# Exercise instructions
Leave out the pictures and repeat the rest of the material exactly.

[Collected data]
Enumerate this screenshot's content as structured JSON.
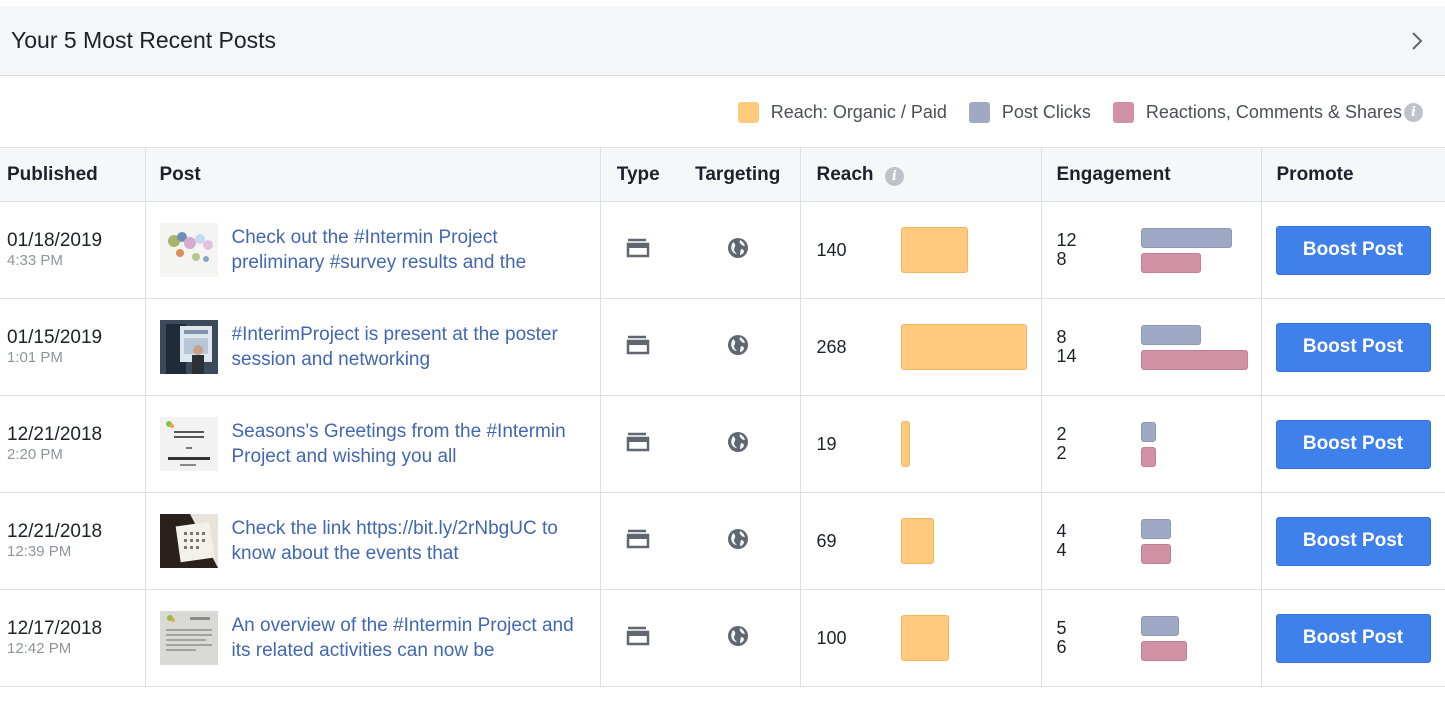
{
  "header": {
    "title": "Your 5 Most Recent Posts"
  },
  "legend": {
    "items": [
      {
        "label": "Reach: Organic / Paid",
        "color": "#ffc97e"
      },
      {
        "label": "Post Clicks",
        "color": "#9fa9c6"
      },
      {
        "label": "Reactions, Comments & Shares",
        "color": "#d191a5"
      }
    ]
  },
  "table": {
    "columns": {
      "published": "Published",
      "post": "Post",
      "type": "Type",
      "targeting": "Targeting",
      "reach": "Reach",
      "engagement": "Engagement",
      "promote": "Promote"
    },
    "rows": [
      {
        "date": "01/18/2019",
        "time": "4:33 PM",
        "text": "Check out the #Intermin Project preliminary #survey results and the",
        "reach": "140",
        "clicks": "12",
        "reactions": "8",
        "boost_label": "Boost Post"
      },
      {
        "date": "01/15/2019",
        "time": "1:01 PM",
        "text": "#InterimProject is present at the poster session and networking",
        "reach": "268",
        "clicks": "8",
        "reactions": "14",
        "boost_label": "Boost Post"
      },
      {
        "date": "12/21/2018",
        "time": "2:20 PM",
        "text": "Seasons's Greetings from the #Intermin Project and wishing you all",
        "reach": "19",
        "clicks": "2",
        "reactions": "2",
        "boost_label": "Boost Post"
      },
      {
        "date": "12/21/2018",
        "time": "12:39 PM",
        "text": "Check the link https://bit.ly/2rNbgUC to know about the events that",
        "reach": "69",
        "clicks": "4",
        "reactions": "4",
        "boost_label": "Boost Post"
      },
      {
        "date": "12/17/2018",
        "time": "12:42 PM",
        "text": "An overview of the #Intermin Project and its related activities can now be",
        "reach": "100",
        "clicks": "5",
        "reactions": "6",
        "boost_label": "Boost Post"
      }
    ]
  }
}
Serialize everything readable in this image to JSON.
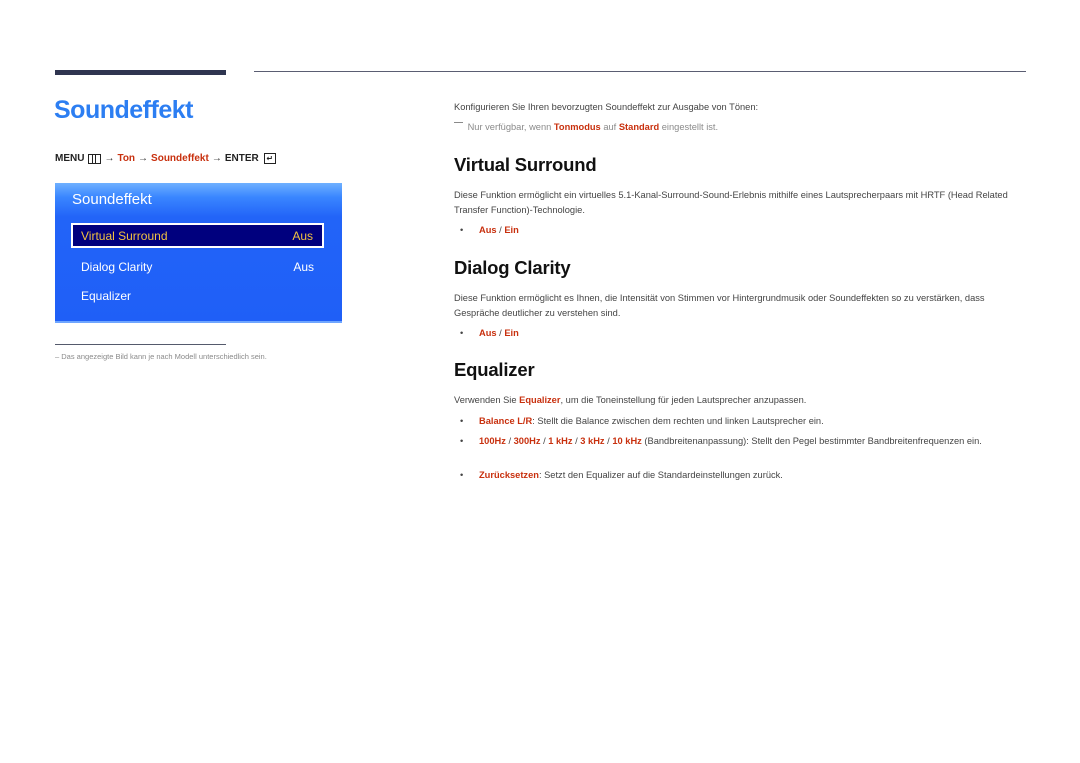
{
  "page": {
    "title": "Soundeffekt",
    "menu_path": {
      "menu_label": "MENU",
      "menu_icon": "menu-grid-icon",
      "arrow": "→",
      "steps": [
        "Ton",
        "Soundeffekt"
      ],
      "enter_label": "ENTER",
      "enter_icon": "enter-return-icon"
    }
  },
  "osd_menu": {
    "title": "Soundeffekt",
    "items": [
      {
        "label": "Virtual Surround",
        "value": "Aus",
        "selected": true
      },
      {
        "label": "Dialog Clarity",
        "value": "Aus",
        "selected": false
      },
      {
        "label": "Equalizer",
        "value": "",
        "selected": false
      }
    ]
  },
  "footnote": {
    "dash": "–",
    "text": "Das angezeigte Bild kann je nach Modell unterschiedlich sein."
  },
  "intro": {
    "text": "Konfigurieren Sie Ihren bevorzugten Soundeffekt zur Ausgabe von Tönen:",
    "note_prefix": "Nur verfügbar, wenn",
    "note_term1": "Tonmodus",
    "note_mid": "auf",
    "note_term2": "Standard",
    "note_suffix": "eingestellt ist."
  },
  "sections": {
    "virtual_surround": {
      "heading": "Virtual Surround",
      "description": "Diese Funktion ermöglicht ein virtuelles 5.1-Kanal-Surround-Sound-Erlebnis mithilfe eines Lautsprecherpaars mit HRTF (Head Related Transfer Function)-Technologie.",
      "options": [
        "Aus",
        "Ein"
      ],
      "separator": " / "
    },
    "dialog_clarity": {
      "heading": "Dialog Clarity",
      "description": "Diese Funktion ermöglicht es Ihnen, die Intensität von Stimmen vor Hintergrundmusik oder Soundeffekten so zu verstärken, dass Gespräche deutlicher zu verstehen sind.",
      "options": [
        "Aus",
        "Ein"
      ],
      "separator": " / "
    },
    "equalizer": {
      "heading": "Equalizer",
      "desc_prefix": "Verwenden Sie",
      "desc_term": "Equalizer",
      "desc_suffix": ", um die Toneinstellung für jeden Lautsprecher anzupassen.",
      "bullets": [
        {
          "term": "Balance L/R",
          "text": ": Stellt die Balance zwischen dem rechten und linken Lautsprecher ein."
        },
        {
          "terms": [
            "100Hz",
            "300Hz",
            "1 kHz",
            "3 kHz",
            "10 kHz"
          ],
          "separator": " / ",
          "text": " (Bandbreitenanpassung): Stellt den Pegel bestimmter Bandbreitenfrequenzen ein."
        },
        {
          "term": "Zurücksetzen",
          "text": ": Setzt den Equalizer auf die Standardeinstellungen zurück."
        }
      ]
    }
  },
  "bullet_glyph": "•",
  "colors": {
    "title_blue": "#2c7ef2",
    "emphasis_red": "#c8300e",
    "osd_blue": "#1f5ff7",
    "osd_selected_bg": "#00007e",
    "osd_selected_text": "#f2c240"
  }
}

# Output
Enumerate this screenshot's content as structured JSON.
{
  "header": {
    "title": "Your 5 Most Recent Posts"
  },
  "legend": {
    "items": [
      {
        "label": "Reach: Organic / Paid",
        "color": "#ffc97e"
      },
      {
        "label": "Post Clicks",
        "color": "#9fa9c6"
      },
      {
        "label": "Reactions, Comments & Shares",
        "color": "#d191a5"
      }
    ]
  },
  "table": {
    "columns": {
      "published": "Published",
      "post": "Post",
      "type": "Type",
      "targeting": "Targeting",
      "reach": "Reach",
      "engagement": "Engagement",
      "promote": "Promote"
    },
    "rows": [
      {
        "date": "01/18/2019",
        "time": "4:33 PM",
        "text": "Check out the #Intermin Project preliminary #survey results and the",
        "reach": "140",
        "clicks": "12",
        "reactions": "8",
        "boost_label": "Boost Post"
      },
      {
        "date": "01/15/2019",
        "time": "1:01 PM",
        "text": "#InterimProject is present at the poster session and networking",
        "reach": "268",
        "clicks": "8",
        "reactions": "14",
        "boost_label": "Boost Post"
      },
      {
        "date": "12/21/2018",
        "time": "2:20 PM",
        "text": "Seasons's Greetings from the #Intermin Project and wishing you all",
        "reach": "19",
        "clicks": "2",
        "reactions": "2",
        "boost_label": "Boost Post"
      },
      {
        "date": "12/21/2018",
        "time": "12:39 PM",
        "text": "Check the link https://bit.ly/2rNbgUC to know about the events that",
        "reach": "69",
        "clicks": "4",
        "reactions": "4",
        "boost_label": "Boost Post"
      },
      {
        "date": "12/17/2018",
        "time": "12:42 PM",
        "text": "An overview of the #Intermin Project and its related activities can now be",
        "reach": "100",
        "clicks": "5",
        "reactions": "6",
        "boost_label": "Boost Post"
      }
    ]
  }
}
Serialize everything readable in this image to JSON.
{
  "page": {
    "title": "Soundeffekt",
    "menu_path": {
      "menu_label": "MENU",
      "menu_icon": "menu-grid-icon",
      "arrow": "→",
      "steps": [
        "Ton",
        "Soundeffekt"
      ],
      "enter_label": "ENTER",
      "enter_icon": "enter-return-icon"
    }
  },
  "osd_menu": {
    "title": "Soundeffekt",
    "items": [
      {
        "label": "Virtual Surround",
        "value": "Aus",
        "selected": true
      },
      {
        "label": "Dialog Clarity",
        "value": "Aus",
        "selected": false
      },
      {
        "label": "Equalizer",
        "value": "",
        "selected": false
      }
    ]
  },
  "footnote": {
    "dash": "–",
    "text": "Das angezeigte Bild kann je nach Modell unterschiedlich sein."
  },
  "intro": {
    "text": "Konfigurieren Sie Ihren bevorzugten Soundeffekt zur Ausgabe von Tönen:",
    "note_prefix": "Nur verfügbar, wenn",
    "note_term1": "Tonmodus",
    "note_mid": "auf",
    "note_term2": "Standard",
    "note_suffix": "eingestellt ist."
  },
  "sections": {
    "virtual_surround": {
      "heading": "Virtual Surround",
      "description": "Diese Funktion ermöglicht ein virtuelles 5.1-Kanal-Surround-Sound-Erlebnis mithilfe eines Lautsprecherpaars mit HRTF (Head Related Transfer Function)-Technologie.",
      "options": [
        "Aus",
        "Ein"
      ],
      "separator": " / "
    },
    "dialog_clarity": {
      "heading": "Dialog Clarity",
      "description": "Diese Funktion ermöglicht es Ihnen, die Intensität von Stimmen vor Hintergrundmusik oder Soundeffekten so zu verstärken, dass Gespräche deutlicher zu verstehen sind.",
      "options": [
        "Aus",
        "Ein"
      ],
      "separator": " / "
    },
    "equalizer": {
      "heading": "Equalizer",
      "desc_prefix": "Verwenden Sie",
      "desc_term": "Equalizer",
      "desc_suffix": ", um die Toneinstellung für jeden Lautsprecher anzupassen.",
      "bullets": [
        {
          "term": "Balance L/R",
          "text": ": Stellt die Balance zwischen dem rechten und linken Lautsprecher ein."
        },
        {
          "terms": [
            "100Hz",
            "300Hz",
            "1 kHz",
            "3 kHz",
            "10 kHz"
          ],
          "separator": " / ",
          "text": " (Bandbreitenanpassung): Stellt den Pegel bestimmter Bandbreitenfrequenzen ein."
        },
        {
          "term": "Zurücksetzen",
          "text": ": Setzt den Equalizer auf die Standardeinstellungen zurück."
        }
      ]
    }
  },
  "bullet_glyph": "•",
  "colors": {
    "title_blue": "#2c7ef2",
    "emphasis_red": "#c8300e",
    "osd_blue": "#1f5ff7",
    "osd_selected_bg": "#00007e",
    "osd_selected_text": "#f2c240"
  }
}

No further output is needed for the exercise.